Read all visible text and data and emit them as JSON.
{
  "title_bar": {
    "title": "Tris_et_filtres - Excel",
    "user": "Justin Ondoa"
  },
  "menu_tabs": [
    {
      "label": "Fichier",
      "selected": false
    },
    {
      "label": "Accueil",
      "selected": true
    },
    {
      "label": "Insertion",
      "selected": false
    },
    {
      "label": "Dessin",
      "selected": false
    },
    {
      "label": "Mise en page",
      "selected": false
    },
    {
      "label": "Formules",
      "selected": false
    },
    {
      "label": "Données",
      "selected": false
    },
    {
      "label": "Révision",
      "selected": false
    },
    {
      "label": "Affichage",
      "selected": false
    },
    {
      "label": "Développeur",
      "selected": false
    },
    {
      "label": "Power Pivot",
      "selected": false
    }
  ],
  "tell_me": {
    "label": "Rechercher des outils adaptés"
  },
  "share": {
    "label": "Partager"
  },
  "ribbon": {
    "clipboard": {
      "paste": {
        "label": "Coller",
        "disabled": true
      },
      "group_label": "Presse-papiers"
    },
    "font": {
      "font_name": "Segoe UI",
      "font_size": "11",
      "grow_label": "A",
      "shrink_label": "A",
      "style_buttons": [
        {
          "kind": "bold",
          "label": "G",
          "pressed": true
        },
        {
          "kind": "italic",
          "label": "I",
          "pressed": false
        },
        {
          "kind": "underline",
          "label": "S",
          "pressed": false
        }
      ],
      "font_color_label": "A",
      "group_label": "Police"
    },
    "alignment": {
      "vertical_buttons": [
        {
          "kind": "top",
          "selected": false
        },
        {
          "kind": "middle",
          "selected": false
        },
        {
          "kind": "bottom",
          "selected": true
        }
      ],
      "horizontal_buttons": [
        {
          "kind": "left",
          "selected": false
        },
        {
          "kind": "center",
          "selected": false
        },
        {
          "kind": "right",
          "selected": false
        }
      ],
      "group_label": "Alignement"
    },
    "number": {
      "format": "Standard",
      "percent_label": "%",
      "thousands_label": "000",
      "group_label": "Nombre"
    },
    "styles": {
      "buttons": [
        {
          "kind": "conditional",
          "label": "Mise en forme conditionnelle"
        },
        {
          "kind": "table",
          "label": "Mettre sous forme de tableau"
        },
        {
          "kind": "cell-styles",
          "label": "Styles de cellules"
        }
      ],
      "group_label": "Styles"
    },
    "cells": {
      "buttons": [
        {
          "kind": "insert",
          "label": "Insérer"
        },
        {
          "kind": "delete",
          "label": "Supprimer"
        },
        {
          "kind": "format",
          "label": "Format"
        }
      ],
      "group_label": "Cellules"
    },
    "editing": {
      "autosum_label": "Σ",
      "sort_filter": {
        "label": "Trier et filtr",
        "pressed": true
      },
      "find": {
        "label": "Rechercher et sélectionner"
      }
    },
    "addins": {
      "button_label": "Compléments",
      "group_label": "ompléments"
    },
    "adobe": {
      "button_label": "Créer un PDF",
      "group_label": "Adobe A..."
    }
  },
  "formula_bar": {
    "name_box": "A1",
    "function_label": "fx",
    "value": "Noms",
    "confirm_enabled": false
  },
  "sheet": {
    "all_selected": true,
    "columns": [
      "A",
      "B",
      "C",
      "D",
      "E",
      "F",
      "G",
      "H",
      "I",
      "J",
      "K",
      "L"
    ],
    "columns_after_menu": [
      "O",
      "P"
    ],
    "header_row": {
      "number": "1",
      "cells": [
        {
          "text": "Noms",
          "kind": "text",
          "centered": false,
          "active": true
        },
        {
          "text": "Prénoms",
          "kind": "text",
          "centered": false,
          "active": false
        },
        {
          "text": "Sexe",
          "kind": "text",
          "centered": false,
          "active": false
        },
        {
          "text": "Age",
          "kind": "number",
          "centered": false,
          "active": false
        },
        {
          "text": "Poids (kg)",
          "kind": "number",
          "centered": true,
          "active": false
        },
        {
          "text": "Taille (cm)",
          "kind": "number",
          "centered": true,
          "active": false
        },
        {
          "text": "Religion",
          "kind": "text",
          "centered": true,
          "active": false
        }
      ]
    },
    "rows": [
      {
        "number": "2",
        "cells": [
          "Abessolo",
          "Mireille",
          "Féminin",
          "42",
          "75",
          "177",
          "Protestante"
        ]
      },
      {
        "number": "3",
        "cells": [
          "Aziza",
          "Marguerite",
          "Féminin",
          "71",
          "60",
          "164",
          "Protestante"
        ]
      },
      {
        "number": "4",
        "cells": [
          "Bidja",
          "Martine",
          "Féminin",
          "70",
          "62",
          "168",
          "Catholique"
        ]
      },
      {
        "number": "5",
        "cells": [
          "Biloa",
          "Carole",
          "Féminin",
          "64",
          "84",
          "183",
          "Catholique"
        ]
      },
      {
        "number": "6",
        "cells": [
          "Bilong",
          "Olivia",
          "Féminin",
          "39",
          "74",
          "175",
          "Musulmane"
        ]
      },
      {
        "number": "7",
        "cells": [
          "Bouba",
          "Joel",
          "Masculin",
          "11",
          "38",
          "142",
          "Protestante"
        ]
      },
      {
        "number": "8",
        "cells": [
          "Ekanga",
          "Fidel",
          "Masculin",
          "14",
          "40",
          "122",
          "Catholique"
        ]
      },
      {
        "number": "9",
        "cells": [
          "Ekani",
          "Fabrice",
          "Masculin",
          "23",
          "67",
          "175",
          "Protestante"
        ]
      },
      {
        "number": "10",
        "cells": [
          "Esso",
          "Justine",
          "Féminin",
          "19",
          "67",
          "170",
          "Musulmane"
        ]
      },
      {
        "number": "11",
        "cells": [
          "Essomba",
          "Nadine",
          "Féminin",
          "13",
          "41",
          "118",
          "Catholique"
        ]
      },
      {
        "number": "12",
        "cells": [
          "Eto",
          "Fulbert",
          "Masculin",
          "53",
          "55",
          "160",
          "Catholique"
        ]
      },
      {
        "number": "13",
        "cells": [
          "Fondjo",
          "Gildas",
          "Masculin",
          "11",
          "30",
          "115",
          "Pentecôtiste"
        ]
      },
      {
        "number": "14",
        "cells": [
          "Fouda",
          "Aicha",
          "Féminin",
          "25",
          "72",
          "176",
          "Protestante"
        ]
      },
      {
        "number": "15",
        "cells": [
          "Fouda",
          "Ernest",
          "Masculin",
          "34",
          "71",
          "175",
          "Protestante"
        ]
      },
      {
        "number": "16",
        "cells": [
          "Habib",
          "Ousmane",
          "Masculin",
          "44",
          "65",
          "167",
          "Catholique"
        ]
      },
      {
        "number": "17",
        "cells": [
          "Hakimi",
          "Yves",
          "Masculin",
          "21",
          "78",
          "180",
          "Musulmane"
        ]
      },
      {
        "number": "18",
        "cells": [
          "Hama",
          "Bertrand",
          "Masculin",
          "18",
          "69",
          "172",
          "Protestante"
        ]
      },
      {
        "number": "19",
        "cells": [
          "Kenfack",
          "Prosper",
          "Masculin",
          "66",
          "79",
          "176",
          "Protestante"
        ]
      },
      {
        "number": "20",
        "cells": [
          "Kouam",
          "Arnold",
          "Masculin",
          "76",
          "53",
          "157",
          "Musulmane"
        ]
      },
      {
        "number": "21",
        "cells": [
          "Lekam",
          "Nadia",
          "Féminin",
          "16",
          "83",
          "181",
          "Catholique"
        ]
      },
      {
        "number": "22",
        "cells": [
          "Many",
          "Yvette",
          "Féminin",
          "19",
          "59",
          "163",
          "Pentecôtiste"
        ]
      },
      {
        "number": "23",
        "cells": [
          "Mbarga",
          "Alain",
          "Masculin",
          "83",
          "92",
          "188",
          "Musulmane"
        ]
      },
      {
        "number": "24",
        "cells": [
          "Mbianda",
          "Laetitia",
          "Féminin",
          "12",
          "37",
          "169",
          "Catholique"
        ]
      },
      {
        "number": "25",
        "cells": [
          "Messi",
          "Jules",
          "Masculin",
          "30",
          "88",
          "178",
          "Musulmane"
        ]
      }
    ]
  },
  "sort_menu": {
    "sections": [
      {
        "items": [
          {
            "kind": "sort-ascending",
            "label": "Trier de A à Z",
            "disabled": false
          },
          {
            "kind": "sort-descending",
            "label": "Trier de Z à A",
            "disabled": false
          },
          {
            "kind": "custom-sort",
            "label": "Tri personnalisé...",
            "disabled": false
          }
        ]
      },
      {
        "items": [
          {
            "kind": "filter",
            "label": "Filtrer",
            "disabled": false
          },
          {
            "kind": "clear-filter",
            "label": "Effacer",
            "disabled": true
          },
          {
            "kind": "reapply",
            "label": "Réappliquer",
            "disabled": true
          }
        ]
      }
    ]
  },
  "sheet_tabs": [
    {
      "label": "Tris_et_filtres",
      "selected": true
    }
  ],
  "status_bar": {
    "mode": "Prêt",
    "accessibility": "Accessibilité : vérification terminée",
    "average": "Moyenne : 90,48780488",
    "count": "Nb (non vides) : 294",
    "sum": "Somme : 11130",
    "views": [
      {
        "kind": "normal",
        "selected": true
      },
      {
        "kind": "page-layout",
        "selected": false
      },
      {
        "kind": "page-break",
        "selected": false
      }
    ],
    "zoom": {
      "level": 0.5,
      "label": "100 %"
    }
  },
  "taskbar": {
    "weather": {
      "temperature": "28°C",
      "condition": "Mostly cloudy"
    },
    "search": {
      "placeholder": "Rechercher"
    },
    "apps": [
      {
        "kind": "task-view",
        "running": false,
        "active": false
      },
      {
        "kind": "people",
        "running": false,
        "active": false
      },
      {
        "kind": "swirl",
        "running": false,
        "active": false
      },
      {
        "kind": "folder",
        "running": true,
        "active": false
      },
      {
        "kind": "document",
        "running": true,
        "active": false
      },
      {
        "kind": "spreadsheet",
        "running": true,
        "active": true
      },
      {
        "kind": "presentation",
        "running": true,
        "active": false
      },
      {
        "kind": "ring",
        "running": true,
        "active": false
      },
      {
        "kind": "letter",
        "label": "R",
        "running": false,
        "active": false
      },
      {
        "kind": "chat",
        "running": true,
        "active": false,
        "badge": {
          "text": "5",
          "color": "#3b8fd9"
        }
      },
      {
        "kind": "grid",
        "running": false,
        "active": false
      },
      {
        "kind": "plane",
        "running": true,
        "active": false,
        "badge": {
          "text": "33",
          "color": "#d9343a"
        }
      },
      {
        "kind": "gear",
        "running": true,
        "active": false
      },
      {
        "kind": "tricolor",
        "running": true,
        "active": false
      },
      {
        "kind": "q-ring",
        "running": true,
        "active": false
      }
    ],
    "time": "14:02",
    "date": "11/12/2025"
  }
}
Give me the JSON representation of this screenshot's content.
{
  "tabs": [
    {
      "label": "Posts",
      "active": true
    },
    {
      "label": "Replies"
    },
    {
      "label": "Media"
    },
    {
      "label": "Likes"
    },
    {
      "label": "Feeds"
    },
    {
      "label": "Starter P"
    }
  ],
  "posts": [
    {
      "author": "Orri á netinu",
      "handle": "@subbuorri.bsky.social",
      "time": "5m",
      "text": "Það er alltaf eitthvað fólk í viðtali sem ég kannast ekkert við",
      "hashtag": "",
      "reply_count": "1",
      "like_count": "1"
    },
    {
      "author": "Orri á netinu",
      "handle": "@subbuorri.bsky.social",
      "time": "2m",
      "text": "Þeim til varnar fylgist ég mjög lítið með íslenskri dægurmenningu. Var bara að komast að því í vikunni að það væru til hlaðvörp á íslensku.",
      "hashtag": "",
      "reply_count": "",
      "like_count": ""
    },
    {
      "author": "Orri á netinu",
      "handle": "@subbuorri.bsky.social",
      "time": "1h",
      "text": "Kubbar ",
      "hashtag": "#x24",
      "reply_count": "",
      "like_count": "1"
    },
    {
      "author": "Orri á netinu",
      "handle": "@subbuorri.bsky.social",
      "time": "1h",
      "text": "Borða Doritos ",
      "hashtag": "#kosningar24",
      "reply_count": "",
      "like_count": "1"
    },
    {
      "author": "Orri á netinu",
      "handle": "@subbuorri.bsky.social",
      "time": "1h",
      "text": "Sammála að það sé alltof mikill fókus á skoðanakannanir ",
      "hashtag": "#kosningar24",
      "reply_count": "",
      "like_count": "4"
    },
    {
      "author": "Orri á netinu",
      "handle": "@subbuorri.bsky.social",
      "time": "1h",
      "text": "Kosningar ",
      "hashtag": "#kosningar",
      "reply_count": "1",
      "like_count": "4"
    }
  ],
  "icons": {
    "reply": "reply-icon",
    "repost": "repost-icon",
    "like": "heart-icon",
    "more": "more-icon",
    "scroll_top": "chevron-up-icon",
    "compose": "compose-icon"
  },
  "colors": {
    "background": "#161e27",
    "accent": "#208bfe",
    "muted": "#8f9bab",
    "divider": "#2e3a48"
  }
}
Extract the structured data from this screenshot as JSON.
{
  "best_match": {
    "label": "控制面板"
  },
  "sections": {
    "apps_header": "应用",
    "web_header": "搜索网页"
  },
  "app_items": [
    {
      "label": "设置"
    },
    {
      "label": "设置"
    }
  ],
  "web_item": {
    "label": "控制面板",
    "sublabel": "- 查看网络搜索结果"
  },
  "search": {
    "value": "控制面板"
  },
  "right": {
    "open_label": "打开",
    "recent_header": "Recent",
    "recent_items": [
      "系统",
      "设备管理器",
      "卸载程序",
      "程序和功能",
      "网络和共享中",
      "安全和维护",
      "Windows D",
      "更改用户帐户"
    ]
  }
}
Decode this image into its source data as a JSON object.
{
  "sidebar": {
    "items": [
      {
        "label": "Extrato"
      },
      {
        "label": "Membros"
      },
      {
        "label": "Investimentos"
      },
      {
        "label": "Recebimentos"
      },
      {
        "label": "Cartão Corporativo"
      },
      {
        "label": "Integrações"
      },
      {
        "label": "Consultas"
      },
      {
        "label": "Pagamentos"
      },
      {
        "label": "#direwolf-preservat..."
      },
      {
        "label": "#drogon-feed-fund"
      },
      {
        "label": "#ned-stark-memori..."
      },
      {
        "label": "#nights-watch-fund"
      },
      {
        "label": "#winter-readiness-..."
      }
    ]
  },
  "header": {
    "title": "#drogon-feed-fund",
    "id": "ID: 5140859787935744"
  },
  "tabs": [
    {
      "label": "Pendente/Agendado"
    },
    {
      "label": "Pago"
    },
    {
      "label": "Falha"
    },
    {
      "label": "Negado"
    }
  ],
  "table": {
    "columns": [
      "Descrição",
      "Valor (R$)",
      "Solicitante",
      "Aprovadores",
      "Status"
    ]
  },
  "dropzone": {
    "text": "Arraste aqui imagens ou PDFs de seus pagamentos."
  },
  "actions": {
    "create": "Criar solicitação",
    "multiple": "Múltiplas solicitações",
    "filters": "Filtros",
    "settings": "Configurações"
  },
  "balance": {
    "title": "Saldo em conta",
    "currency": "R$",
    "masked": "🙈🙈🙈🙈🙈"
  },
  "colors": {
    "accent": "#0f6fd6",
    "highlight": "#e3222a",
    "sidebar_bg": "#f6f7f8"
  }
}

What you should do →
Copy every line from the records above that contains the word "drogon".

Solution to the exercise →
        "label": "#drogon-feed-fund"
    "title": "#drogon-feed-fund",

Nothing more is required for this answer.